CHALLENGE: Lines containing the string "JSON" are to be collected in full.

EXTRACTED DATA:
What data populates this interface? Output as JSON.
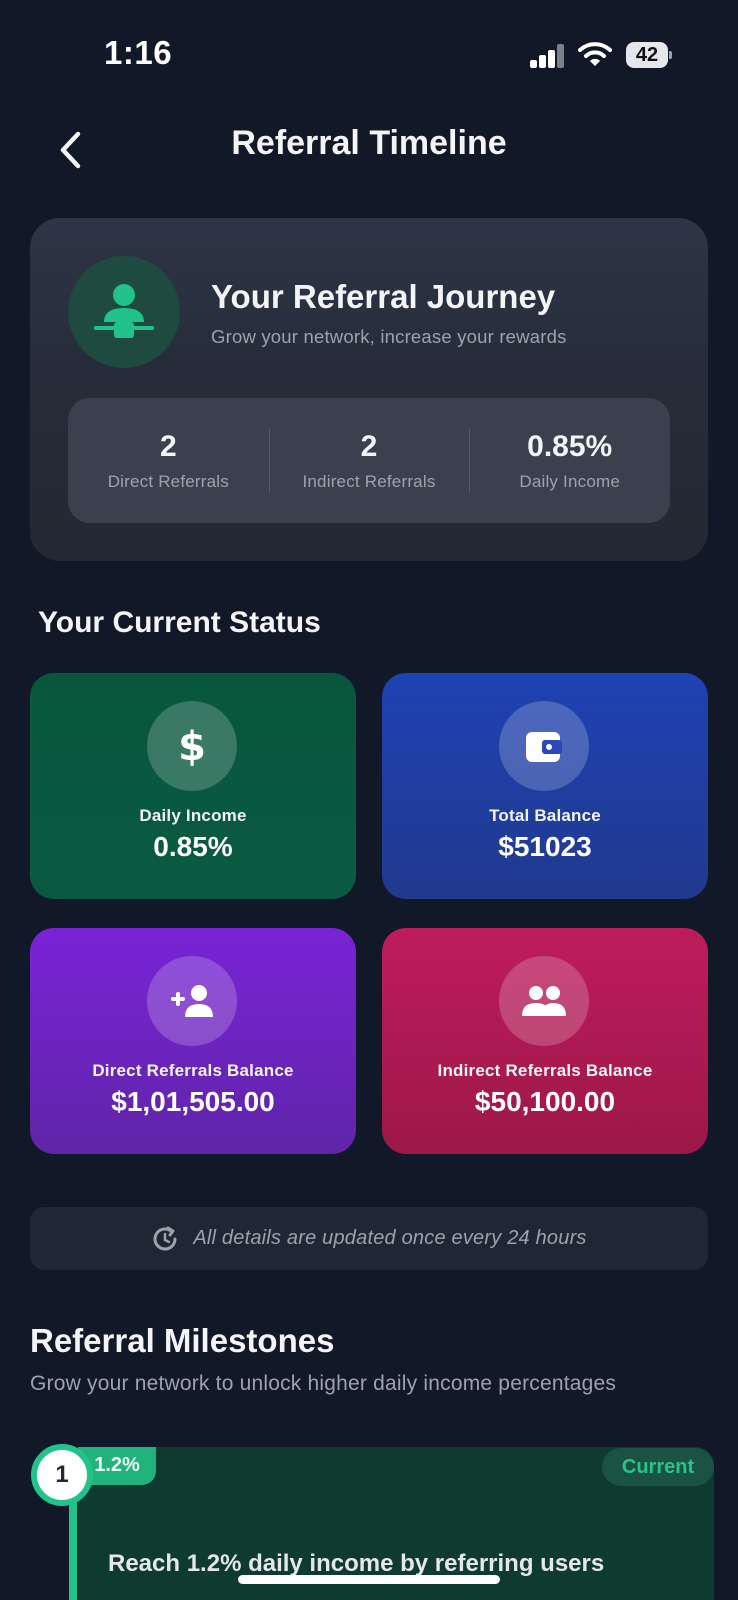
{
  "status_bar": {
    "time": "1:16",
    "battery": "42"
  },
  "header": {
    "title": "Referral Timeline"
  },
  "journey": {
    "title": "Your Referral Journey",
    "subtitle": "Grow your network, increase your rewards",
    "stats": [
      {
        "value": "2",
        "label": "Direct Referrals"
      },
      {
        "value": "2",
        "label": "Indirect Referrals"
      },
      {
        "value": "0.85%",
        "label": "Daily Income"
      }
    ]
  },
  "current_status": {
    "title": "Your Current Status",
    "tiles": [
      {
        "label": "Daily Income",
        "value": "0.85%",
        "icon": "dollar-icon",
        "color": "#08573d"
      },
      {
        "label": "Total Balance",
        "value": "$51023",
        "icon": "wallet-icon",
        "color": "#1f42b4"
      },
      {
        "label": "Direct Referrals Balance",
        "value": "$1,01,505.00",
        "icon": "user-plus-icon",
        "color": "#7a23d6"
      },
      {
        "label": "Indirect Referrals Balance",
        "value": "$50,100.00",
        "icon": "users-icon",
        "color": "#be1c5c"
      }
    ]
  },
  "info": {
    "text": "All details are updated once every 24 hours",
    "icon": "clock-refresh-icon"
  },
  "milestones": {
    "title": "Referral Milestones",
    "subtitle": "Grow your network to unlock higher daily income percentages",
    "items": [
      {
        "number": "1",
        "percent": "1.2%",
        "badge": "Current",
        "description": "Reach 1.2% daily income by referring users"
      }
    ]
  },
  "colors": {
    "accent": "#22c38a",
    "background": "#111827"
  }
}
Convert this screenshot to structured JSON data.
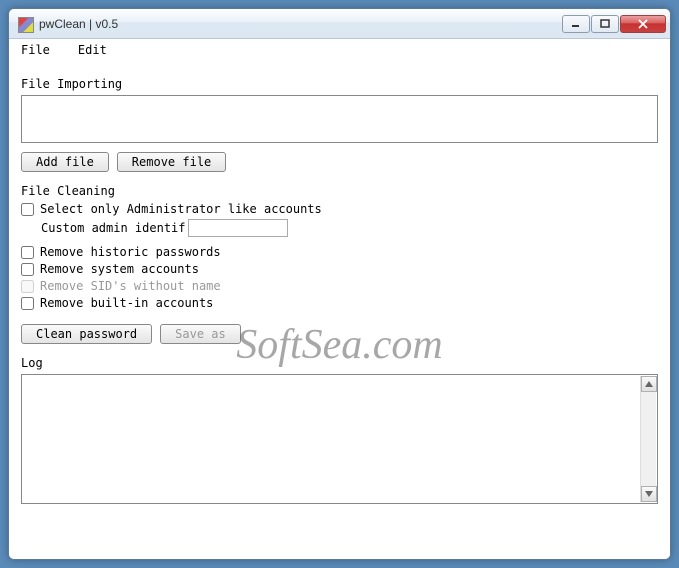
{
  "window": {
    "title": "pwClean | v0.5"
  },
  "menu": {
    "file": "File",
    "edit": "Edit"
  },
  "importing": {
    "label": "File Importing",
    "add_btn": "Add file",
    "remove_btn": "Remove file"
  },
  "cleaning": {
    "label": "File Cleaning",
    "select_admin": "Select only Administrator like accounts",
    "custom_admin_label": "Custom admin identif",
    "custom_admin_value": "",
    "remove_historic": "Remove historic passwords",
    "remove_system": "Remove system accounts",
    "remove_sid": "Remove SID's without name",
    "remove_builtin": "Remove built-in accounts",
    "clean_btn": "Clean password",
    "saveas_btn": "Save as"
  },
  "log": {
    "label": "Log"
  },
  "watermark": "SoftSea.com"
}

RESULT OF THIS TASK:
What data populates this interface? Output as JSON.
Convert this screenshot to structured JSON data.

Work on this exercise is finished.